# [Written request]
Please say how many lines of the listing hold "label", with no other words in the answer.

- - - - -

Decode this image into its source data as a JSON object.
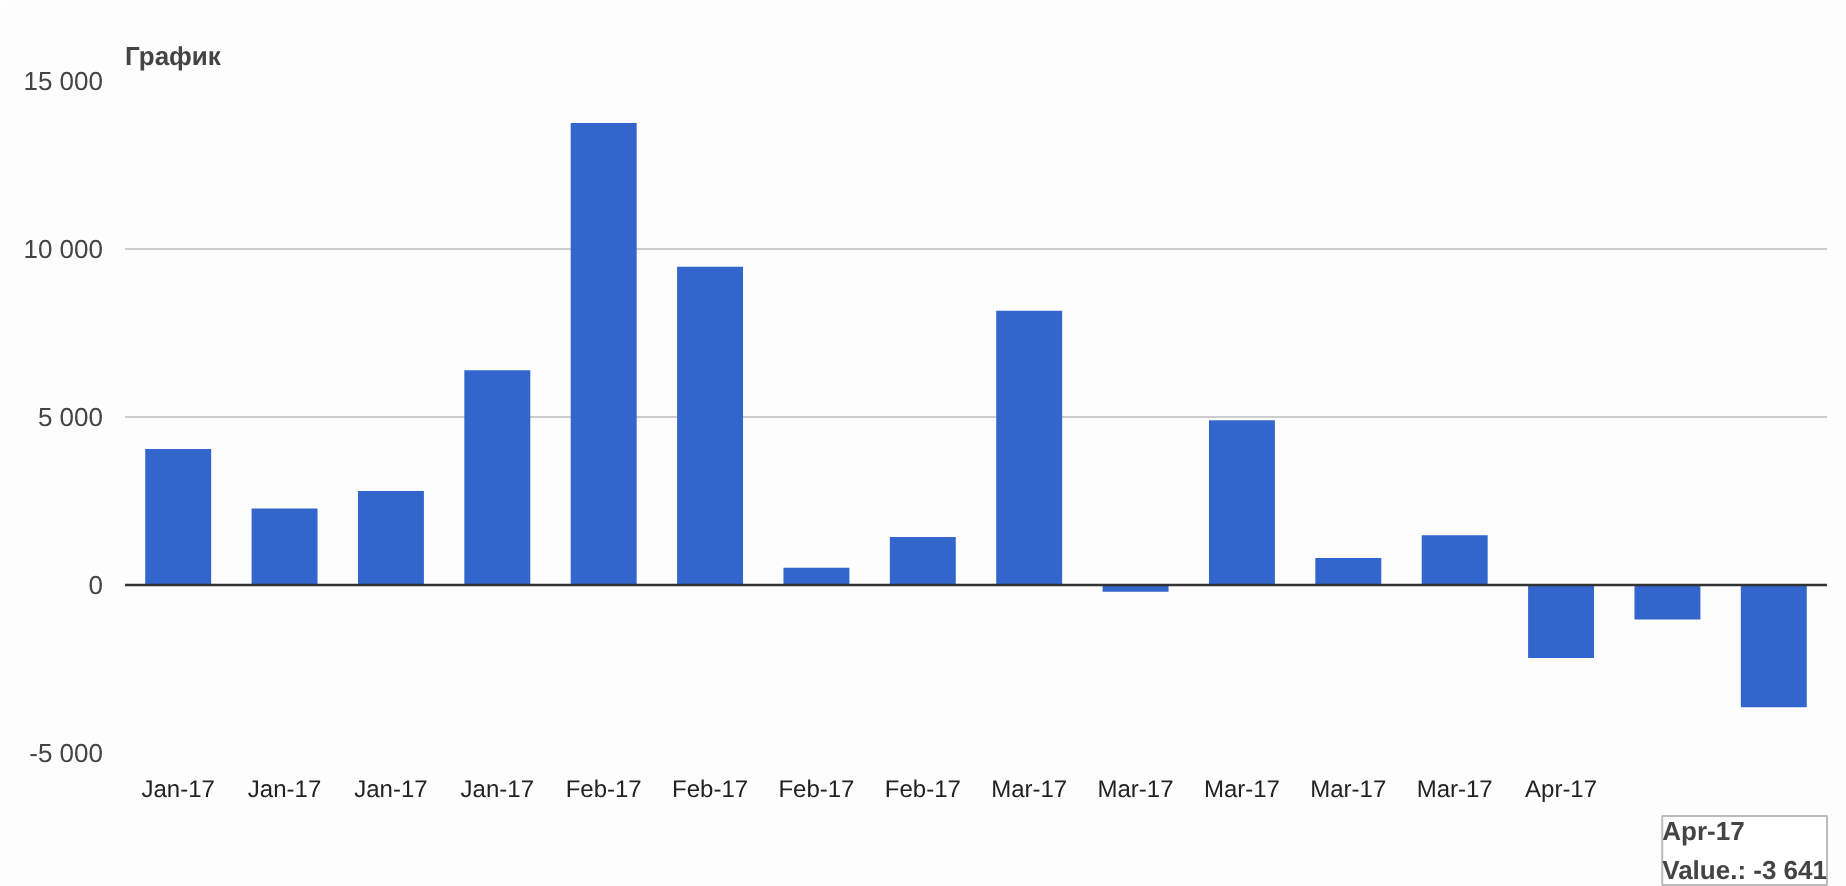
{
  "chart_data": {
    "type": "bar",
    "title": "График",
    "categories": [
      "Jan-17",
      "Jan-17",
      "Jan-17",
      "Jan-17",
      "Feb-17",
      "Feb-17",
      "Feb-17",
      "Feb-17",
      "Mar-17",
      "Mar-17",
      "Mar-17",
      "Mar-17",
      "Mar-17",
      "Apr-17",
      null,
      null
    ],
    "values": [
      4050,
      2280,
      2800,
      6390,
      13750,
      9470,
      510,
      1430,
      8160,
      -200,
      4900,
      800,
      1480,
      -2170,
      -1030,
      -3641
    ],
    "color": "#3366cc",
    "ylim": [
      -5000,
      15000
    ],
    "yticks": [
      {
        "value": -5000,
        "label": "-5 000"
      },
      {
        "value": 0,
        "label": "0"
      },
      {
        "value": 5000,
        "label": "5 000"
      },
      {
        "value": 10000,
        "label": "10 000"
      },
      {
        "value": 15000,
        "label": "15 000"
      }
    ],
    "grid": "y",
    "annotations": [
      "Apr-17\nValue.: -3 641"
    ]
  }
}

- - - - -

# [Full output]
5